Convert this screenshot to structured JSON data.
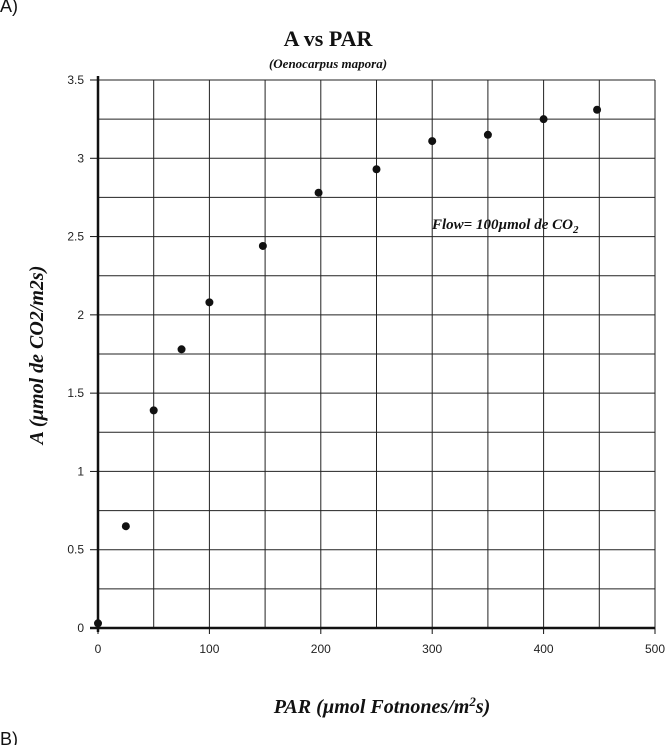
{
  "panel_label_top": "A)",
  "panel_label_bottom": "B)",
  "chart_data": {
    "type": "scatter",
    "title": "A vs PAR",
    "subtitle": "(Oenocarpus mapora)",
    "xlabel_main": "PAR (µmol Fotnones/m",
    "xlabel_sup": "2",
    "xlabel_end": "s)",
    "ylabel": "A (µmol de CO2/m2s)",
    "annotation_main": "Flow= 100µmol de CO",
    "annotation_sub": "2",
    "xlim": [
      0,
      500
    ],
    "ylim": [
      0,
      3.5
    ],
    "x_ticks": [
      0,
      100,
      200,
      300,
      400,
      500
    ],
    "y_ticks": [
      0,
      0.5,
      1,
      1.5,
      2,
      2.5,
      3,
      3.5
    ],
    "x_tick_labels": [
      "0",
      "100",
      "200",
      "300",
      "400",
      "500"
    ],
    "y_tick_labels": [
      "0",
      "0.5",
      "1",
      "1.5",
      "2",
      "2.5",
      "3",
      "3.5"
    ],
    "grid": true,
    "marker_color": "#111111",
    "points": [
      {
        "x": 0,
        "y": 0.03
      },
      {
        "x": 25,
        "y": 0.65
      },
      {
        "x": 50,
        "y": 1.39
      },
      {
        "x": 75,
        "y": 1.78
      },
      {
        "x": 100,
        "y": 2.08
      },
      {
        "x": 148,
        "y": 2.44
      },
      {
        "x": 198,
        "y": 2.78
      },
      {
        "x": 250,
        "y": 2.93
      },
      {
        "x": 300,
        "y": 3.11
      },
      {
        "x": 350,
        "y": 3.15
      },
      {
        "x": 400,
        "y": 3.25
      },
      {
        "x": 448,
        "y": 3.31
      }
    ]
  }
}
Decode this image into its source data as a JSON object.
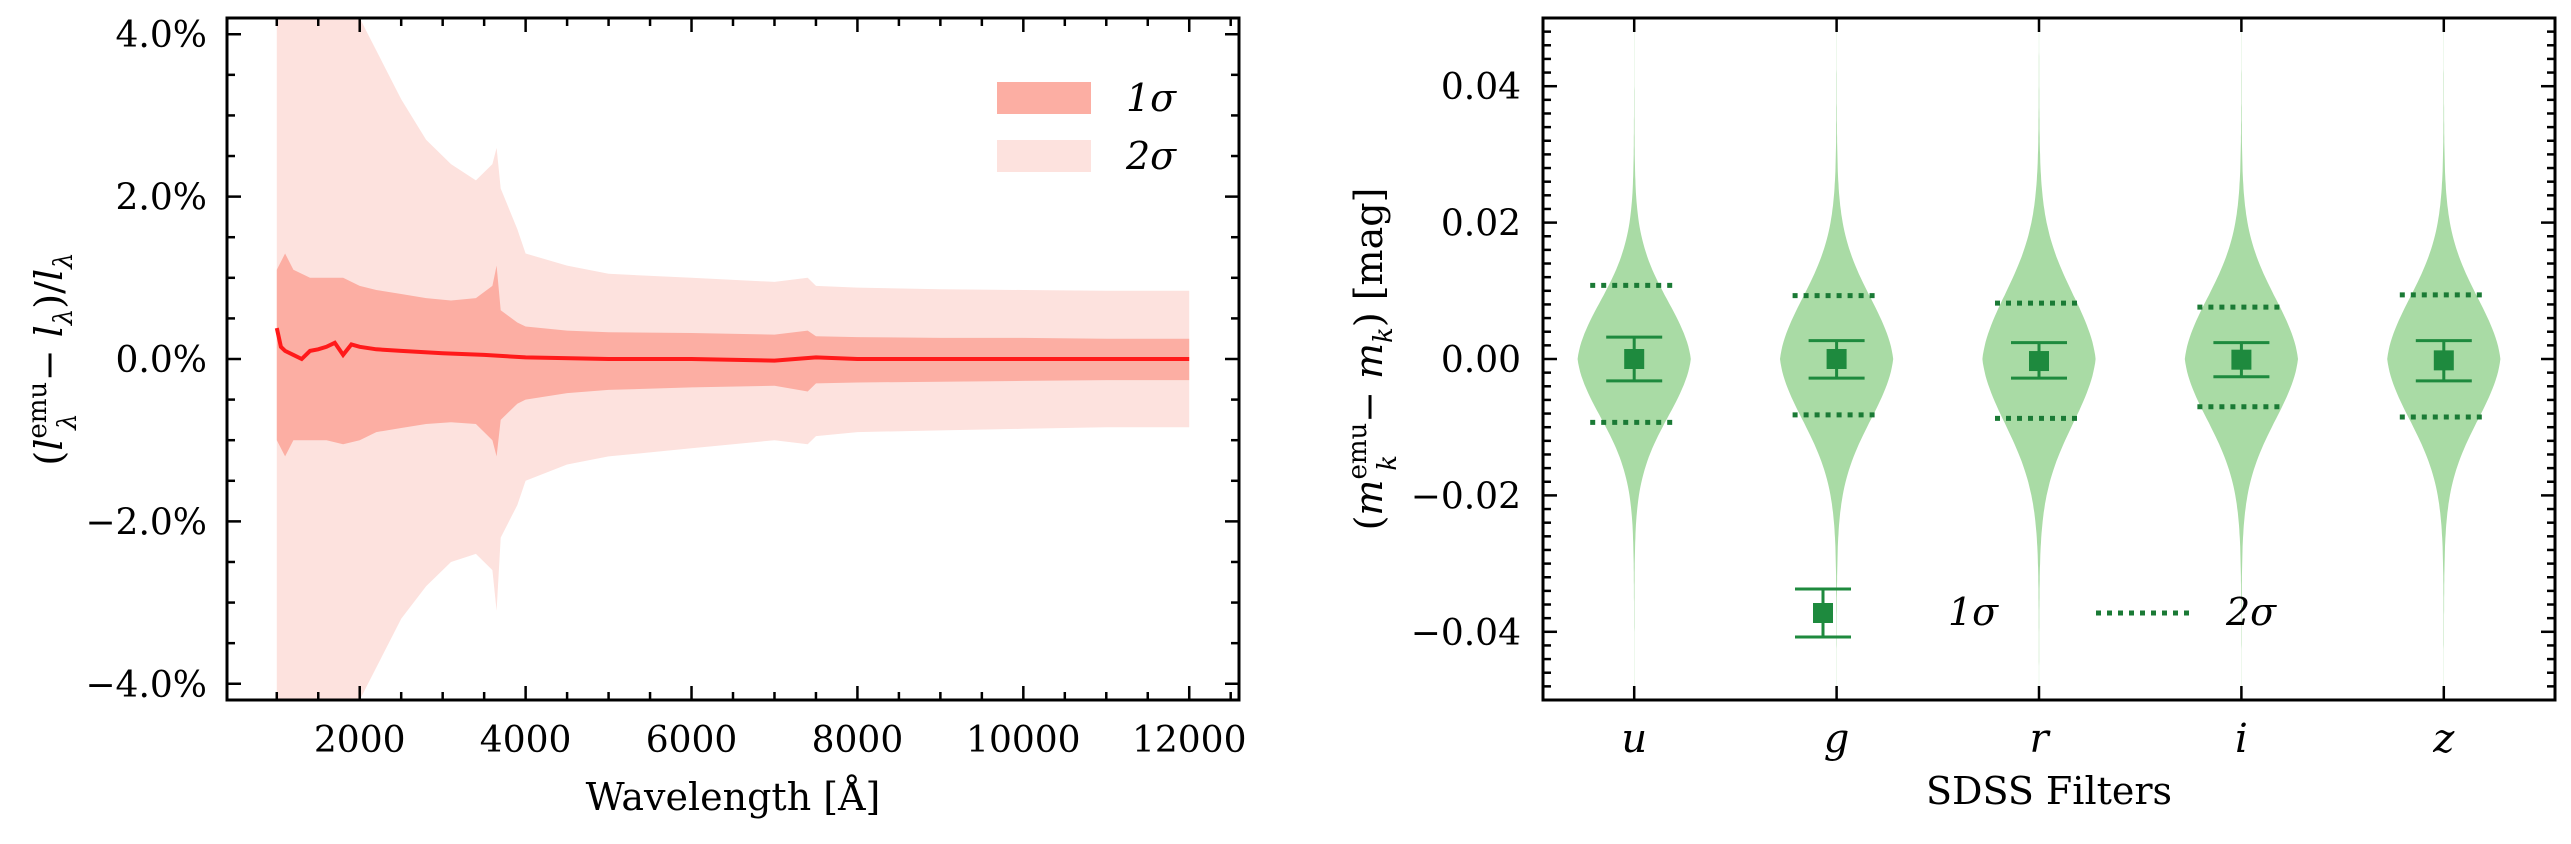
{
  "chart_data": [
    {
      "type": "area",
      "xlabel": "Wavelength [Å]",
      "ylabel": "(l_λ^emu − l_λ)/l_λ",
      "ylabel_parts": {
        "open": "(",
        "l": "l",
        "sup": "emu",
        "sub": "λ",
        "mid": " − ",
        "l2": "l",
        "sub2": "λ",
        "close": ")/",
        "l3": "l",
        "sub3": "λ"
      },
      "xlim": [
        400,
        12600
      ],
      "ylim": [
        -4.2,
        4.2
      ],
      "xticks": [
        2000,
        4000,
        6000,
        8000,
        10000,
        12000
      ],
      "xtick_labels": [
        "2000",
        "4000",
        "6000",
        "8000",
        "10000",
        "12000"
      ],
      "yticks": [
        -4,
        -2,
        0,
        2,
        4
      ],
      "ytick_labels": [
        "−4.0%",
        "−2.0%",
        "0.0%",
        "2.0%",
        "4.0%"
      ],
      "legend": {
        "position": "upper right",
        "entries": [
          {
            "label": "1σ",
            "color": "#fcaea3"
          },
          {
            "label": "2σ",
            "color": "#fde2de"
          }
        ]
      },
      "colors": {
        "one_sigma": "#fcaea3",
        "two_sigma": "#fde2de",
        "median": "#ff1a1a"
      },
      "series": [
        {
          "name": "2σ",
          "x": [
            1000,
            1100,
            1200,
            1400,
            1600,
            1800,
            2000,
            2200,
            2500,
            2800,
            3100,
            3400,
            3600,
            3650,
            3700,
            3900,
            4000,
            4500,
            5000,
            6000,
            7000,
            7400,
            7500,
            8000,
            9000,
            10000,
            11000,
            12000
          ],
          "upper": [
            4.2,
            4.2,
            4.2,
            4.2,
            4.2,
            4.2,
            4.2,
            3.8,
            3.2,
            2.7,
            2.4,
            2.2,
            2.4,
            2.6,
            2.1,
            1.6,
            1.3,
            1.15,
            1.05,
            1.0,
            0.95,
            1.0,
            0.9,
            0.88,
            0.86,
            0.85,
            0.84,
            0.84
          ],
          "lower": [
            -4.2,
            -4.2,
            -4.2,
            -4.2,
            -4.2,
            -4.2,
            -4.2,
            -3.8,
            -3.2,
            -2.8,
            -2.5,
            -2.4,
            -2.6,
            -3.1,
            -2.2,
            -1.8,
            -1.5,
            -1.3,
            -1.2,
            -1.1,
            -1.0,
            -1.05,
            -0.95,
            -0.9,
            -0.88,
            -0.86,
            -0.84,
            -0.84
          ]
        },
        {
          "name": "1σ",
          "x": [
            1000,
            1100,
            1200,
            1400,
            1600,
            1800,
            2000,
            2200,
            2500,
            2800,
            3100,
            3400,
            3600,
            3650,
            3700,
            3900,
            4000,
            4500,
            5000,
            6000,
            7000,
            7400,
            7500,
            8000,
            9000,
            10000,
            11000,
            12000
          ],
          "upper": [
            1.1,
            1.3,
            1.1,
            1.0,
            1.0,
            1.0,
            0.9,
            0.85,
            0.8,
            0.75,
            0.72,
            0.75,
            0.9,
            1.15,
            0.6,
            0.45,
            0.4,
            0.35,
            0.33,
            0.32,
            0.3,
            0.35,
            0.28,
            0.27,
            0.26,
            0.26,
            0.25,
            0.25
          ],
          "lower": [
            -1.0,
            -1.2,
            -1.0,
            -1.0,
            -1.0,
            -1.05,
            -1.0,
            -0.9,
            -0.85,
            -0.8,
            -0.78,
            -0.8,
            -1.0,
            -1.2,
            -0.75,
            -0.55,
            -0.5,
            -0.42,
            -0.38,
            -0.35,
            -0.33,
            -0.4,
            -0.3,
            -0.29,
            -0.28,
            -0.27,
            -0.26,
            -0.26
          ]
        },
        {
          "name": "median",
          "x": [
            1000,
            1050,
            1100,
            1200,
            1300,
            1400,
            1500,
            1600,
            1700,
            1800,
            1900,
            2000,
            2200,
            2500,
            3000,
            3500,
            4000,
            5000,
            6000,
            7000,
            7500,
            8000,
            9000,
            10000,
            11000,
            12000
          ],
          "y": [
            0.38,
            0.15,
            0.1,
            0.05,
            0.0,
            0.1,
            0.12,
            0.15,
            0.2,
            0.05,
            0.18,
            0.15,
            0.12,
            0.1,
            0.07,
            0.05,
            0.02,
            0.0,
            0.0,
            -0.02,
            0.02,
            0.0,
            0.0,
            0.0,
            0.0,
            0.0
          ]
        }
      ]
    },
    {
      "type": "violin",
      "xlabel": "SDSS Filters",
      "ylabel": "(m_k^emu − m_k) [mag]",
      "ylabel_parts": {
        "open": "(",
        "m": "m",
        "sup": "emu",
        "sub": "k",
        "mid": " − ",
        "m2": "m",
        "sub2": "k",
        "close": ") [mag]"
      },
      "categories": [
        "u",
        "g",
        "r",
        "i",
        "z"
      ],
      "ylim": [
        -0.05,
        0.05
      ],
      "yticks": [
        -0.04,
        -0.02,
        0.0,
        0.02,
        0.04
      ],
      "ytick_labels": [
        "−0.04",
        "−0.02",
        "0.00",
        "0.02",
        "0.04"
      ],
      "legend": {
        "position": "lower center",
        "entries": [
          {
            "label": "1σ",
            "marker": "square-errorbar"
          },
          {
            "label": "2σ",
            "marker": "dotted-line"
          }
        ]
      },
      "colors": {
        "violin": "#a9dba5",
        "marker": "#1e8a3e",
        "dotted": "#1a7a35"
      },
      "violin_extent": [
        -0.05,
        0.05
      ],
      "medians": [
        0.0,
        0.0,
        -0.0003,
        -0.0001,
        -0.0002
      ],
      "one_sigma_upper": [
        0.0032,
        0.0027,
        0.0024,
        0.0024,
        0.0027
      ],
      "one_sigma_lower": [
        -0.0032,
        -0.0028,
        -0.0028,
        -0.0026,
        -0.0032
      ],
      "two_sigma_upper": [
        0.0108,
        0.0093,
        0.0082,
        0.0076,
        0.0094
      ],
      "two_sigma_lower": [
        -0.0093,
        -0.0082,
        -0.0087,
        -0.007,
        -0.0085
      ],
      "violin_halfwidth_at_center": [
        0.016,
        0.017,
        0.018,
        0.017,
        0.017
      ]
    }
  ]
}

◆ ◆ ◆ ◆ ◆ ◆ ◆

■ **INSTRUCTION**
Which lines contain the word "position"? Copy each one.

■ **EXPECTED ANSWER**
        "position": "upper right",
        "position": "lower center",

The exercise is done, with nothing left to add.